▸ BRANO DEL DOCUMENTO:
───

MARINA MILITARE, DOVE ANCHE IL ‘BENESSERE’ DEL PERSONALE È IN VENDITA

(di Toni de Marchi) – Nei
prossimi giorni la Marina Militare dovrebbe decidere se e a
chi affidare l’appalto per la gestione del “sistema di benessere” del
personale
. Si chiuderebbe così una lunga procedura iniziata oltre un anno
fa e che porterà alla gestione da parte di privati di una serie di attività che
vanno sotto il nome generico di “benessere”, e che attualmente sono affidate ad
appositi uffici presenti a tutti i livelli gerarchici.

Tra
l’altro, una delle attività proprie della rappresentanza militare è proprio la
tutela del benessere del personale che in questo modo le verrebbe
surrettiziamente tolta.
La
storia comincia, dicevo, oltre un anno fa quando viene affidato a una società
di Vercelli, la Eudaimon, il compito di effettuare (cito dalla risposta del sottosegretario Gioacchino Alfano a due
interrogazioni analoghe del pentastellato Massimo Artini e della deputata
piddina Valeria Valente
, ma ce ne sono ben cinque presentate tra Camera e
Senato) “l’analisi delle iniziative già presenti e delle opportunità di
servizio, sia interne che sul territorio; il posizionamento delle iniziative e
del sistema di welfare della Marina Militare rispetto alle
esigenze previste dei collaboratori” seguita da “un’indagine diretta sui
bisogni e sulle aspettative del personale che lavora in ambito Forza armata,
attraverso forum di discussione tra piccoli gruppi di persone,
presso le principali basi della Marina Militare”.
A parte
il linguaggio che non si capisce una mazza, per fare che cosa? È sempre il
sottosegretario a svelarcelo: “Obiettivo primario è la creazione di forme di
supporto alle famiglie capaci di andare a contrastare indirettamente la
svalutazione monetaria, attraverso sconti nell’acquisto di beni, indagini sui
bisogni dei dipendenti e azioni volte ad attivazione di servizi di
conciliazione tra vita operativa e familiare”. Come ripeto spesso, e qui ci sta
davvero tutto, ‘azzo signor tenente.
Così
per contrastare la svalutazione monetaria anziché rinnovare i
contratti fermi da anni e le progressioni economiche bloccate dal governo,
chiedono un consiglio a una società privata per la modica cifra di 28mila
euro
 (lo dice sempre Alfano). Ma chi paga questi 28mila eurini? Ma è
ovvio, il personale stesso, futuro beneficiario dei futuri benefit perché
questi soldi vengono sottratti proprio alle risorse per il benessere del
personale. Ma state certi, sono soldi che torneranno indietro moltiplicati,
grazie alle “possibili economie derivanti dal reindirizzamento della gestione
del welfare verso un settore di grande attualità, come quello
della scontistica per gruppi d’acquisto” (cito sempre dalla velina scritta
dallo Stato maggiore e letta alla Camera, senza timore di apparire comico, dal
sottosegretario Alfano). Tanto tuonò che piovve.

───

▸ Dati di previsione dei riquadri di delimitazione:
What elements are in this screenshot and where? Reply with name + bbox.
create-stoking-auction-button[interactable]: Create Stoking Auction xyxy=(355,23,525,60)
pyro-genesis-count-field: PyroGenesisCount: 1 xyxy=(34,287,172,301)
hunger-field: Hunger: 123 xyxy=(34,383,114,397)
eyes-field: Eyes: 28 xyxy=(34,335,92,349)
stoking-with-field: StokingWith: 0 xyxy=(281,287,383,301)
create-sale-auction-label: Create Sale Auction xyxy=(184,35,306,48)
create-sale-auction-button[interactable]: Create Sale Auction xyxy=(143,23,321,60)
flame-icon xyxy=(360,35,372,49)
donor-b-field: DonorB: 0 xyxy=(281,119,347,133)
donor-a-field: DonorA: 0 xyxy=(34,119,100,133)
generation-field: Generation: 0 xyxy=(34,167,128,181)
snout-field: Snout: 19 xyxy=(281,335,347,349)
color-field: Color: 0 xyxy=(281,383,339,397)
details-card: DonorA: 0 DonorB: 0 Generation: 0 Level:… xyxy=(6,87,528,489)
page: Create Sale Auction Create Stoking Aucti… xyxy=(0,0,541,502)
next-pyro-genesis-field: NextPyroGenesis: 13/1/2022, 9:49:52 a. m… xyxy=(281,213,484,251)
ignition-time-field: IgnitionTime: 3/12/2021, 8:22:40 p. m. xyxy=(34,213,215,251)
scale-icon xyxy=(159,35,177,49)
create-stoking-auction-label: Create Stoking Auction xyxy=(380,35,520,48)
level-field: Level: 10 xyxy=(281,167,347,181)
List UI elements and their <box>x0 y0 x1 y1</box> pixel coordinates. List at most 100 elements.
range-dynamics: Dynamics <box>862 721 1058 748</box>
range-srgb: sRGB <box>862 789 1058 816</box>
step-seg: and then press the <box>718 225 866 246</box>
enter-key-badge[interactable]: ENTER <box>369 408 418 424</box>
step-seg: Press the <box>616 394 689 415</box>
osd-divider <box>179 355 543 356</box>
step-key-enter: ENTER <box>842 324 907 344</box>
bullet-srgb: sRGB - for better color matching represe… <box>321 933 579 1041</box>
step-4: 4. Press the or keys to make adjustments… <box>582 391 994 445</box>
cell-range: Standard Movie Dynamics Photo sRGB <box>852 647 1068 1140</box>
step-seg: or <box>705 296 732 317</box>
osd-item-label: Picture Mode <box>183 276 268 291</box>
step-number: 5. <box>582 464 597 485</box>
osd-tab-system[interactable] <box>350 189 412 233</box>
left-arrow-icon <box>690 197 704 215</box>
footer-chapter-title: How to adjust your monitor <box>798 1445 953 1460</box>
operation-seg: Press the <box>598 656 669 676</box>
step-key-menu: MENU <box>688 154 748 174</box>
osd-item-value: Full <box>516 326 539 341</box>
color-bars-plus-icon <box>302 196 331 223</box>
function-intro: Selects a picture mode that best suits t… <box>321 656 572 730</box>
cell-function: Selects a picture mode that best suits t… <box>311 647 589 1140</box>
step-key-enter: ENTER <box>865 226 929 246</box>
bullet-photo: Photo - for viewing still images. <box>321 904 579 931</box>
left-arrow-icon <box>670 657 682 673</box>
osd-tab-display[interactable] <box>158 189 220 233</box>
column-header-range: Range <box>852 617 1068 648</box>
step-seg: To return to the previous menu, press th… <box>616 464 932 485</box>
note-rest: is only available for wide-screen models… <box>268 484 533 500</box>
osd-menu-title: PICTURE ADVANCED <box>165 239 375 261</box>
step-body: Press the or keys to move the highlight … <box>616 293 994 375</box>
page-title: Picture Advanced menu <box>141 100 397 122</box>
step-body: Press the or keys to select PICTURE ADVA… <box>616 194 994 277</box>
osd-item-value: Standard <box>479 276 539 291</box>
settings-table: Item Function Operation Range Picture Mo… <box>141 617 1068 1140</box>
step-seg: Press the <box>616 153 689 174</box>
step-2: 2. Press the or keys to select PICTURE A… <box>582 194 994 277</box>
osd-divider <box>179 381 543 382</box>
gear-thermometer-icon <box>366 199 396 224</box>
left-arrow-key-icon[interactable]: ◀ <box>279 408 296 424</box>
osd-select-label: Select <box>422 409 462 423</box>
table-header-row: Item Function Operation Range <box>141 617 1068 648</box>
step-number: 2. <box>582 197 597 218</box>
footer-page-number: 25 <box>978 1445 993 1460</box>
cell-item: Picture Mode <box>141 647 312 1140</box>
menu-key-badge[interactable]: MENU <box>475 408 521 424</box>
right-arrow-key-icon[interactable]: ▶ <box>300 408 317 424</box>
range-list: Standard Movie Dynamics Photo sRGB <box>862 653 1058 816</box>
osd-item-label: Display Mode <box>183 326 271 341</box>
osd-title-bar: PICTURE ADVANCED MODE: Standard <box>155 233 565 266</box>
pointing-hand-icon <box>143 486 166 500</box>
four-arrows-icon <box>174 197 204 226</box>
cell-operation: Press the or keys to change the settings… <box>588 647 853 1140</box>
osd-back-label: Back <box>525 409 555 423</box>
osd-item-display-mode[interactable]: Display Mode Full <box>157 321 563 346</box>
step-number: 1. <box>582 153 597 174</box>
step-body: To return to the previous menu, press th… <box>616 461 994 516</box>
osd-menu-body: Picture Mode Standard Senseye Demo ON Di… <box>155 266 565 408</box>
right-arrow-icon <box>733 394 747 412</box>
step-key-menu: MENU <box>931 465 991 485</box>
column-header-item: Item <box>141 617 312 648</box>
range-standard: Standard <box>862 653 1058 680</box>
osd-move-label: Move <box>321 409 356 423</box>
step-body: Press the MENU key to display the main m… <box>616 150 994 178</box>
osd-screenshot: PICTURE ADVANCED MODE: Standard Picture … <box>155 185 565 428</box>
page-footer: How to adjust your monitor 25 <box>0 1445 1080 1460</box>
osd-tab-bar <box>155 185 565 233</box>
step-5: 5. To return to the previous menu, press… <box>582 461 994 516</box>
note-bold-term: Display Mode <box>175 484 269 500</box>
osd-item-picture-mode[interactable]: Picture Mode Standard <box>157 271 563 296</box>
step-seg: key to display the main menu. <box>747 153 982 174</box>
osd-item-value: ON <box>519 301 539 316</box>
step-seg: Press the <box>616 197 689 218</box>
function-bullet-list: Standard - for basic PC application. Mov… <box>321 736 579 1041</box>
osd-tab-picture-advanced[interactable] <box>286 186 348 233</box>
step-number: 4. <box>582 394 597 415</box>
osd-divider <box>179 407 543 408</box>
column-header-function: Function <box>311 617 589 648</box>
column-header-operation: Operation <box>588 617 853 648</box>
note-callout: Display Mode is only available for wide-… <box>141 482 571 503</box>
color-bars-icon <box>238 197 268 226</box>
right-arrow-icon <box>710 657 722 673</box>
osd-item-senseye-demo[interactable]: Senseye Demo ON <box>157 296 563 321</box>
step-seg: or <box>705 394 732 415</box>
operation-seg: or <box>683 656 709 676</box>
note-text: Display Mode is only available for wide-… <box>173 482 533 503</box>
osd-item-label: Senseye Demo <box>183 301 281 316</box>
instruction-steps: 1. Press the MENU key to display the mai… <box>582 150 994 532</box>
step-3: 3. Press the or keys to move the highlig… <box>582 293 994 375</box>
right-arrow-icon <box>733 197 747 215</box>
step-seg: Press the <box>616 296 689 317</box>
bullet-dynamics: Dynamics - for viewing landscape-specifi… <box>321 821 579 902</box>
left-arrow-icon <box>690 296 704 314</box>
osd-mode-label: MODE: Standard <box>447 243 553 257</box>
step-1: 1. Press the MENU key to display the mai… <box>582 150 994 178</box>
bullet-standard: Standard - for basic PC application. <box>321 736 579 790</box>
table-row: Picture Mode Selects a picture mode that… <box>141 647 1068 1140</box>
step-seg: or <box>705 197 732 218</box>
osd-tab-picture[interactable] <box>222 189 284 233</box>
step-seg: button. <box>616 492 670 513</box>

───

▸ ISTRUZIONI DELL'ESERCIZIO: Continua l'articolo sull'appalto della Marina Militare per il benessere del personale, ripartendo subito dopo la frase «Tanto tuonò che piovve».

▸ RISULTATO DEL COMPITO:
Ma chi
è Eudaimon? Come potete immaginare, le loro pagine di
presentazione
 sono piene di facce giovani e ovviamente felici, à
la Renzì 
si potrebbe dire, cariche di quelle parole totalmente
inespressive ma molto impressionanti quali “si propone come interlocutore unico
dell’azienda in tutte le fasi del progetto di welfare”, “impostazione dei
programmi di welfare, ricerche e benchmark” e così via. Il resto mettetelo voi.
L’azienda
fa capo a un ingegnere, Alberto Perfumo, che non nasconde le sue
ambizioni politiche, tanto che a maggio scorso si è presentato alle elezioni
comunali con una sua lista civica “SiAmoVercelli”,
rigorosamente composta da autoproclamatisi non-politici (anche
Berlusca, ricordate?), e che giurava non avrebbe mai fatto accordi con le altre
forze politiche. Ma evidentemente Perfumo, senza saperlo, è un renziano Doc in
quanto a spericolate giravolte perché al ballottaggio si è poi alleato con la prossima sindaca Pd, Maura
Forte
, anch’essa seguace del fiorentino
. E pochi giorni fa, con estremo
spirito di servizio, il Perfumo è anche entrato nella giunta comunale come
assessore all’Urbanistica. Ma questo, diciamolo pure, è folklore. Che c’entra
con la nostra storia?
Certo,
resta da capire perché lo Stato maggiore della Marina abbia affidato una
ricerca così complessa e delicata a una società privata di Vercelli senza
uno straccio di bando
 invece di fare, ad esempio, come il Corpo
forestale dello Stato che per un’esigenza analoga si è rivolto all’Università
di Roma. Costo non 28mila e neppure mille euro, ma zero.
Dunque,
la ricerca. Sulla base di questa, il 28 luglio 2014 dall’ufficio
dell’assistente aggiunto al Capo di stato maggiore della Marina (ricordate? è l’uomo che sussurrava alle noccioline) parte una lettera a
firma di un contrammiraglio che ordina agli uffici di fare una gara per
affidare all’esterno i servizi di benessere a favore dei marinai.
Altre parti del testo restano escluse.